2.4 Extending Syntax and Syntax with Holes (Contexts)

define-extended-language allows extending a base language with new nonterminals, or extending existing nonterminals from the base language with new productions. For example, I could extend expressions with booleans literals as follows.

Examples:

> (define-extended-language BoxyBoolL BoxyL
(e ::= .... boolean))
> (redex-match? BoxyL e (term #t))
#f
> (redex-match? BoxyL e (term (car #t)))
#f
> (redex-match? BoxyBoolL e (term #t))
#t
> (redex-match? BoxyBoolL e (term (car #t)))
#t

This defines a new language, BoxyBoolL, which extends BoxyL with an extra production in the nonterminal e. To extend a nonterminal, I use ...., which means "all the current productions of this nonterminal", followed by the new productions.

We can also add new nonterminals by extending a language.

Example:

> (define-extended-language BoxyEvalL BoxyL
(E ::= hole (E e) (v E) (cons v ... E e ...) (+ v ... E e ...) (car E) (cdr E)
(let ((box x) E) e)))

This defines a new language, BoxyEvalL, which extends BoxyL with a call-by-value evaluation context. Redex syntax also support contexts, that is, programs with a hole. I use this for evaluation and program contexts. In this language, we define the context E by listing the usual evaluation contexts for call-by-value. For operators with many arguments, we can easily specify left-to-right evaluation order using non-deterministic ellipses patterns.

After specifying a context, we can easily decompose a term into its evaluation context and its redex.

Examples:

> (redex-match BoxyEvalL (in-hole E v) (term (car (cons (+ 1 2) 2))))
(list
(match (list (bind 'E '(car (cons (+ hole 2) 2))) (bind 'v 1)))
(match (list (bind 'E '(car (cons (+ 1 hole) 2))) (bind 'v 2))))
> (redex-match BoxyEvalL (in-hole E e) (term (car (cons (+ 1 2) 2))))
(list
(match (list (bind 'E hole) (bind 'e '(car (cons (+ 1 2) 2)))))
(match (list (bind 'E '(car hole)) (bind 'e '(cons (+ 1 2) 2))))
(match (list (bind 'E '(car (cons (+ hole 2) 2))) (bind 'e 1)))
(match (list (bind 'E '(car (cons (+ 1 hole) 2))) (bind 'e 2)))
(match (list (bind 'E '(car (cons hole 2))) (bind 'e '(+ 1 2)))))
> (redex-let BoxyEvalL ([(in-hole E (+ 1 2)) (term (car (cons (+ 1 2) 2)))])
(displayln (term E))
(displayln (term (in-hole E 3))))
(car (cons #<hole> 2))
(car (cons 3 2))

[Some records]
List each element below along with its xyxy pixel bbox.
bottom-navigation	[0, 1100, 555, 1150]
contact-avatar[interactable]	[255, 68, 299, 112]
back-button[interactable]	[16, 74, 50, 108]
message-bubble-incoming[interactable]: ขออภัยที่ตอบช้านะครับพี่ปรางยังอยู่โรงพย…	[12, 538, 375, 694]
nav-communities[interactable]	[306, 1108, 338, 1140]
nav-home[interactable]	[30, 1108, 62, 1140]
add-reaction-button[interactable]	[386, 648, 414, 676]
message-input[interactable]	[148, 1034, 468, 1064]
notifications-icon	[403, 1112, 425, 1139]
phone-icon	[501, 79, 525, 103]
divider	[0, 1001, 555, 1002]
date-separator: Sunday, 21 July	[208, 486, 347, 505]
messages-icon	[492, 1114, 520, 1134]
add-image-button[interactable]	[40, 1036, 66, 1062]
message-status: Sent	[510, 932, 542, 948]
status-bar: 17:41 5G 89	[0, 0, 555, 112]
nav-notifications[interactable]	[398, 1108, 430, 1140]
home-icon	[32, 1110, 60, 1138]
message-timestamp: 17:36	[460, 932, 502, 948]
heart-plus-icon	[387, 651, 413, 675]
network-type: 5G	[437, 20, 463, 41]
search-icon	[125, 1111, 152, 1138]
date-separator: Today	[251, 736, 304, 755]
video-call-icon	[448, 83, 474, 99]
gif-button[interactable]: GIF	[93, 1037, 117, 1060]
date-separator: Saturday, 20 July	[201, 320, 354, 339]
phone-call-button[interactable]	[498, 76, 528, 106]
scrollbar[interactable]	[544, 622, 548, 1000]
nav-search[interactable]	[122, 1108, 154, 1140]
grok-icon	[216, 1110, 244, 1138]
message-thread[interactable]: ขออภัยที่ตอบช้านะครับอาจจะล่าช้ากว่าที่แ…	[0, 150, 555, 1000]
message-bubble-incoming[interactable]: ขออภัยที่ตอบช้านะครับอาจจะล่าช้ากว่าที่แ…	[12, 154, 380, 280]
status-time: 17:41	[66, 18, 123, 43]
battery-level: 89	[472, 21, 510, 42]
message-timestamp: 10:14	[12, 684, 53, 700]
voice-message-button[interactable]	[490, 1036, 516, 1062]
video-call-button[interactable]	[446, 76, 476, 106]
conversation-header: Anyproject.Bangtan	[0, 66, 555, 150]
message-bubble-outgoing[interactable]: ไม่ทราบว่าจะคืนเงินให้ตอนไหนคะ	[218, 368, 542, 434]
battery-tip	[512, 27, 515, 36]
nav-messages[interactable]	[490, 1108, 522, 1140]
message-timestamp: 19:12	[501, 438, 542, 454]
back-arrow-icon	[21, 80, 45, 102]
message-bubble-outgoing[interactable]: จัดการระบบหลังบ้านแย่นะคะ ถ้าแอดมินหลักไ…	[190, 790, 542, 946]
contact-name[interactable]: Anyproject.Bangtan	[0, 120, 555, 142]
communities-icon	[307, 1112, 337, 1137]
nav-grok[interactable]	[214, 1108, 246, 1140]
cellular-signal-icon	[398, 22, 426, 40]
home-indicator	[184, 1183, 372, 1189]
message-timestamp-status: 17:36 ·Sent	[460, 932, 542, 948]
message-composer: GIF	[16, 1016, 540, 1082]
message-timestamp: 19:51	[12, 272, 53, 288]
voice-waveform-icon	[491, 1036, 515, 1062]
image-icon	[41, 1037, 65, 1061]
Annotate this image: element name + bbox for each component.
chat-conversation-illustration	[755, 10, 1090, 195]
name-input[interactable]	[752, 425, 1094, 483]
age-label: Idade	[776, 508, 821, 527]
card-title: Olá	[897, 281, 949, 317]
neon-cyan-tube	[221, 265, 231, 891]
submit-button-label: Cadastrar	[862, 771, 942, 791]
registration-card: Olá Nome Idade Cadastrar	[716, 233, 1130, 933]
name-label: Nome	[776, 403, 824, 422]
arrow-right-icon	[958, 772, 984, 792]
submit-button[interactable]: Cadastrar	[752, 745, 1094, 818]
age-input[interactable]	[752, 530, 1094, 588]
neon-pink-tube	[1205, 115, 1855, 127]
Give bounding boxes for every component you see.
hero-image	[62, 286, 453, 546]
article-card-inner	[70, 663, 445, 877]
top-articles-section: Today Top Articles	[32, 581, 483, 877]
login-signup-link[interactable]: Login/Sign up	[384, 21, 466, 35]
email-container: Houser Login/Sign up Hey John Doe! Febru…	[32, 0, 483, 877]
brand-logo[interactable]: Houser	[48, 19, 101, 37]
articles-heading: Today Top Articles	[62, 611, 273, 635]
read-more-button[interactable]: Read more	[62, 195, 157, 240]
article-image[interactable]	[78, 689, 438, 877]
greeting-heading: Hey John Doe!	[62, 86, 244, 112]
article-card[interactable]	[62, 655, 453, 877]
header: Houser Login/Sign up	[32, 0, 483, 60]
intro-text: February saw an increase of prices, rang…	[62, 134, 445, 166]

Set of tasks:
a) Rewrite the listing from its start down to the line containing "1108, 62, 1140]", replacing "bottom-navigation" with "footer-navigation" and keeping everything else the same.
b) Continue the text on extending Redex languages from the point where it stops.
This listing has no connection to the text on extending Redex languages.

Written responses:
a)
List each element below along with its xyxy pixel bbox.
footer-navigation	[0, 1100, 555, 1150]
contact-avatar[interactable]	[255, 68, 299, 112]
back-button[interactable]	[16, 74, 50, 108]
message-bubble-incoming[interactable]: ขออภัยที่ตอบช้านะครับพี่ปรางยังอยู่โรงพย…	[12, 538, 375, 694]
nav-communities[interactable]	[306, 1108, 338, 1140]
nav-home[interactable]	[30, 1108, 62, 1140]

b)
2.5 Binding, Substitution, and α-equivalence

Probably the winning feature in Redex for me is automagic handling of binding. After 11 lines of code, binding is completely solved. We have capture-avoiding substitution and α-equivalence for free using named identifiers.

Examples:

> (default-language BoxyL)
> (alpha-equivalent? (term (λ (x : Nat) e))  (term (λ (x : Nat) e)))
#t
> (alpha-equivalent? (term (λ (x : Nat) x))  (term (λ (y : Nat) y)))
#t
> (alpha-equivalent? (term (λ (x : Nat) y))  (term (λ (y : Nat) y)))
#f
> (term (substitute (λ (y : Nat) (x e2)) x (+ y 5)))
'(λ (y«0» : Nat) ((+ y 5) e2))

In this tutorial, I give only the simplest possible use of binding forms: a single, lexical name. But Redex’s support for binding is extremely sophisticated. It can support n-ary lexical binding with shadowing, pattern-matching style binding, module-style binding. See binding forms in the Redex docs for many examples of complex binding support.

2.6 Random Generation of Syntax

Finally, we can generate terms from the grammar. This is helpful for random testing of meta-theory, and generating examples.

Examples:

> (define an-e1 (generate-term BoxyL e 10))
> (define an-e2 (generate-term BoxyL e 10))
> an-e1
'(cdr (car (λ (k : (□ Nat)) (i 0))))
> an-e2
'(box (f 0))

generate-term takes a language name, a generation specification, and a size. It can generate terms based on lots of Redex definitions, although I almost always generate terms from grammars and judgments.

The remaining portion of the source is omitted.